##### Data supplied #####

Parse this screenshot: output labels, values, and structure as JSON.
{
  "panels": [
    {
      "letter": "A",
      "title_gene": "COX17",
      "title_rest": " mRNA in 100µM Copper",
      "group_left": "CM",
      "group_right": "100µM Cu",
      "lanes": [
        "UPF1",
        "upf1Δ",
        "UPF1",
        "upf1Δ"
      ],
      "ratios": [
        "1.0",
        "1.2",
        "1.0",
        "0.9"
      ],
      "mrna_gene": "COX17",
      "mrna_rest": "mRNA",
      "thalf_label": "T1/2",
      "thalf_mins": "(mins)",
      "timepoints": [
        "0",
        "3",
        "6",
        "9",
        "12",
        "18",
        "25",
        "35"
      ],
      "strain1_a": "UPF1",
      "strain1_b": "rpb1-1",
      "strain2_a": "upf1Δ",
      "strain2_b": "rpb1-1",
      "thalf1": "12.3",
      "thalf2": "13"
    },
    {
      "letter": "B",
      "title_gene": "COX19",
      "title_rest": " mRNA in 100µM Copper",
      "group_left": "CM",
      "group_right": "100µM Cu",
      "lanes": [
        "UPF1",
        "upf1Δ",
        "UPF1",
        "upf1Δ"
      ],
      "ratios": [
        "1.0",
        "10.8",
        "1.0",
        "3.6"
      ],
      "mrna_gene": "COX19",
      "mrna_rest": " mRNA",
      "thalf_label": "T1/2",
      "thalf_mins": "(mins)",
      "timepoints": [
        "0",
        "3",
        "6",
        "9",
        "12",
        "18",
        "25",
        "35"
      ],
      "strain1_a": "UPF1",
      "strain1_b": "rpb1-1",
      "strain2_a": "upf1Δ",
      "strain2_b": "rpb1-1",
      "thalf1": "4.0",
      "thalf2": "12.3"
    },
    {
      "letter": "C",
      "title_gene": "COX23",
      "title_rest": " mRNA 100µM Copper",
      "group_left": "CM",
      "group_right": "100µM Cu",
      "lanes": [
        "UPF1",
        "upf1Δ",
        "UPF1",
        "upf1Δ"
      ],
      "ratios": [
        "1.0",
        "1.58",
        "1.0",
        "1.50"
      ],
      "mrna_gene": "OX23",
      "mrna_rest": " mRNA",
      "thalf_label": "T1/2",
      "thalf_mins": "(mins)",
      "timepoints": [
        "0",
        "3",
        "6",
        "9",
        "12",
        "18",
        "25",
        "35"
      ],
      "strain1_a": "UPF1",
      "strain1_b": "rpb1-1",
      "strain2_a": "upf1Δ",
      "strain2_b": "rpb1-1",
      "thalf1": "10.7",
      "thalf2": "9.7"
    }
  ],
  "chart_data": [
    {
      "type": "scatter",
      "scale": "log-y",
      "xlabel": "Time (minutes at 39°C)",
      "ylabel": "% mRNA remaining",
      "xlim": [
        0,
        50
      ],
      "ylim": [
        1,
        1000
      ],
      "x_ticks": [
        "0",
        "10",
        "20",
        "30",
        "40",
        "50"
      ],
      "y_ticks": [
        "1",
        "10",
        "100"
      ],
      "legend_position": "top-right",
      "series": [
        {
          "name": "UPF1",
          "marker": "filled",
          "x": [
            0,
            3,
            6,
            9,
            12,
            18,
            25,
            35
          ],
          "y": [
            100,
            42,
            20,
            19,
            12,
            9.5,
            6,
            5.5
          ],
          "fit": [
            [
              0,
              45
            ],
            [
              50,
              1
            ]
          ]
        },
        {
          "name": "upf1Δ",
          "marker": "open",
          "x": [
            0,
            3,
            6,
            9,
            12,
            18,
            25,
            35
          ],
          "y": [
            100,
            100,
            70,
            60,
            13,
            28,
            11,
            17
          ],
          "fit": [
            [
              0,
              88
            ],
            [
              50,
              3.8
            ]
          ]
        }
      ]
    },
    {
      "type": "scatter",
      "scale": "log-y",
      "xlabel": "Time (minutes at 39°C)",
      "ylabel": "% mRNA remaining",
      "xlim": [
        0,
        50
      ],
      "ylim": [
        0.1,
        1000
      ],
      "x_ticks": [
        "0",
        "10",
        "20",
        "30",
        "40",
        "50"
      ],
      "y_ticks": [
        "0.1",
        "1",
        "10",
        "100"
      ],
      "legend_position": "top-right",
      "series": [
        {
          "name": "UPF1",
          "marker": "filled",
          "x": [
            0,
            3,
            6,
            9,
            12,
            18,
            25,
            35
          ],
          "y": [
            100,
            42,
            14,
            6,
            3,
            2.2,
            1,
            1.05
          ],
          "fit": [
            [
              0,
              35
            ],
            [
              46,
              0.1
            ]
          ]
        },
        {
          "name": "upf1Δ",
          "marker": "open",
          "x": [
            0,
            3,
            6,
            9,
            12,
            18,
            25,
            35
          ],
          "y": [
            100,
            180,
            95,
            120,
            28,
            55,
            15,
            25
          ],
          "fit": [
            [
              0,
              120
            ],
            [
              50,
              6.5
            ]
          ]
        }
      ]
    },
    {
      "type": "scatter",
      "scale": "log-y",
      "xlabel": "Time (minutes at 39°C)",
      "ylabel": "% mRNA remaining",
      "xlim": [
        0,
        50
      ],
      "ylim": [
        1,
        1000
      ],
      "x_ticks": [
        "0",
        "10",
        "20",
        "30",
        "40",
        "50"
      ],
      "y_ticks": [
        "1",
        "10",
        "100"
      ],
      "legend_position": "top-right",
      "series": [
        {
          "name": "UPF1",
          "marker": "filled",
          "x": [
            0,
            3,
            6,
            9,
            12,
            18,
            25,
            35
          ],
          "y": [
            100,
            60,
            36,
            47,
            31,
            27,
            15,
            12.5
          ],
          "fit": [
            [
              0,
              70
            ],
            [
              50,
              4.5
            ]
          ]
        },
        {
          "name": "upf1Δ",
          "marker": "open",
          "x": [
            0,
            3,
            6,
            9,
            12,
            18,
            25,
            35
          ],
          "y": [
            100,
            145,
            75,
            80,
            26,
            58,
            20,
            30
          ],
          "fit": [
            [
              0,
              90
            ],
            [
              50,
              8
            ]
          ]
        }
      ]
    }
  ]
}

#####

Assignment » All of the data above should be reproduced exactly, with nothing left out.

Answer for the task »
Parse this screenshot: output labels, values, and structure as JSON.
{
  "panels": [
    {
      "letter": "A",
      "title_gene": "COX17",
      "title_rest": " mRNA in 100µM Copper",
      "group_left": "CM",
      "group_right": "100µM Cu",
      "lanes": [
        "UPF1",
        "upf1Δ",
        "UPF1",
        "upf1Δ"
      ],
      "ratios": [
        "1.0",
        "1.2",
        "1.0",
        "0.9"
      ],
      "mrna_gene": "COX17",
      "mrna_rest": "mRNA",
      "thalf_label": "T1/2",
      "thalf_mins": "(mins)",
      "timepoints": [
        "0",
        "3",
        "6",
        "9",
        "12",
        "18",
        "25",
        "35"
      ],
      "strain1_a": "UPF1",
      "strain1_b": "rpb1-1",
      "strain2_a": "upf1Δ",
      "strain2_b": "rpb1-1",
      "thalf1": "12.3",
      "thalf2": "13"
    },
    {
      "letter": "B",
      "title_gene": "COX19",
      "title_rest": " mRNA in 100µM Copper",
      "group_left": "CM",
      "group_right": "100µM Cu",
      "lanes": [
        "UPF1",
        "upf1Δ",
        "UPF1",
        "upf1Δ"
      ],
      "ratios": [
        "1.0",
        "10.8",
        "1.0",
        "3.6"
      ],
      "mrna_gene": "COX19",
      "mrna_rest": " mRNA",
      "thalf_label": "T1/2",
      "thalf_mins": "(mins)",
      "timepoints": [
        "0",
        "3",
        "6",
        "9",
        "12",
        "18",
        "25",
        "35"
      ],
      "strain1_a": "UPF1",
      "strain1_b": "rpb1-1",
      "strain2_a": "upf1Δ",
      "strain2_b": "rpb1-1",
      "thalf1": "4.0",
      "thalf2": "12.3"
    },
    {
      "letter": "C",
      "title_gene": "COX23",
      "title_rest": " mRNA 100µM Copper",
      "group_left": "CM",
      "group_right": "100µM Cu",
      "lanes": [
        "UPF1",
        "upf1Δ",
        "UPF1",
        "upf1Δ"
      ],
      "ratios": [
        "1.0",
        "1.58",
        "1.0",
        "1.50"
      ],
      "mrna_gene": "OX23",
      "mrna_rest": " mRNA",
      "thalf_label": "T1/2",
      "thalf_mins": "(mins)",
      "timepoints": [
        "0",
        "3",
        "6",
        "9",
        "12",
        "18",
        "25",
        "35"
      ],
      "strain1_a": "UPF1",
      "strain1_b": "rpb1-1",
      "strain2_a": "upf1Δ",
      "strain2_b": "rpb1-1",
      "thalf1": "10.7",
      "thalf2": "9.7"
    }
  ],
  "chart_data": [
    {
      "type": "scatter",
      "scale": "log-y",
      "xlabel": "Time (minutes at 39°C)",
      "ylabel": "% mRNA remaining",
      "xlim": [
        0,
        50
      ],
      "ylim": [
        1,
        1000
      ],
      "x_ticks": [
        "0",
        "10",
        "20",
        "30",
        "40",
        "50"
      ],
      "y_ticks": [
        "1",
        "10",
        "100"
      ],
      "legend_position": "top-right",
      "series": [
        {
          "name": "UPF1",
          "marker": "filled",
          "x": [
            0,
            3,
            6,
            9,
            12,
            18,
            25,
            35
          ],
          "y": [
            100,
            42,
            20,
            19,
            12,
            9.5,
            6,
            5.5
          ],
          "fit": [
            [
              0,
              45
            ],
            [
              50,
              1
            ]
          ]
        },
        {
          "name": "upf1Δ",
          "marker": "open",
          "x": [
            0,
            3,
            6,
            9,
            12,
            18,
            25,
            35
          ],
          "y": [
            100,
            100,
            70,
            60,
            13,
            28,
            11,
            17
          ],
          "fit": [
            [
              0,
              88
            ],
            [
              50,
              3.8
            ]
          ]
        }
      ]
    },
    {
      "type": "scatter",
      "scale": "log-y",
      "xlabel": "Time (minutes at 39°C)",
      "ylabel": "% mRNA remaining",
      "xlim": [
        0,
        50
      ],
      "ylim": [
        0.1,
        1000
      ],
      "x_ticks": [
        "0",
        "10",
        "20",
        "30",
        "40",
        "50"
      ],
      "y_ticks": [
        "0.1",
        "1",
        "10",
        "100"
      ],
      "legend_position": "top-right",
      "series": [
        {
          "name": "UPF1",
          "marker": "filled",
          "x": [
            0,
            3,
            6,
            9,
            12,
            18,
            25,
            35
          ],
          "y": [
            100,
            42,
            14,
            6,
            3,
            2.2,
            1,
            1.05
          ],
          "fit": [
            [
              0,
              35
            ],
            [
              46,
              0.1
            ]
          ]
        },
        {
          "name": "upf1Δ",
          "marker": "open",
          "x": [
            0,
            3,
            6,
            9,
            12,
            18,
            25,
            35
          ],
          "y": [
            100,
            180,
            95,
            120,
            28,
            55,
            15,
            25
          ],
          "fit": [
            [
              0,
              120
            ],
            [
              50,
              6.5
            ]
          ]
        }
      ]
    },
    {
      "type": "scatter",
      "scale": "log-y",
      "xlabel": "Time (minutes at 39°C)",
      "ylabel": "% mRNA remaining",
      "xlim": [
        0,
        50
      ],
      "ylim": [
        1,
        1000
      ],
      "x_ticks": [
        "0",
        "10",
        "20",
        "30",
        "40",
        "50"
      ],
      "y_ticks": [
        "1",
        "10",
        "100"
      ],
      "legend_position": "top-right",
      "series": [
        {
          "name": "UPF1",
          "marker": "filled",
          "x": [
            0,
            3,
            6,
            9,
            12,
            18,
            25,
            35
          ],
          "y": [
            100,
            60,
            36,
            47,
            31,
            27,
            15,
            12.5
          ],
          "fit": [
            [
              0,
              70
            ],
            [
              50,
              4.5
            ]
          ]
        },
        {
          "name": "upf1Δ",
          "marker": "open",
          "x": [
            0,
            3,
            6,
            9,
            12,
            18,
            25,
            35
          ],
          "y": [
            100,
            145,
            75,
            80,
            26,
            58,
            20,
            30
          ],
          "fit": [
            [
              0,
              90
            ],
            [
              50,
              8
            ]
          ]
        }
      ]
    }
  ]
}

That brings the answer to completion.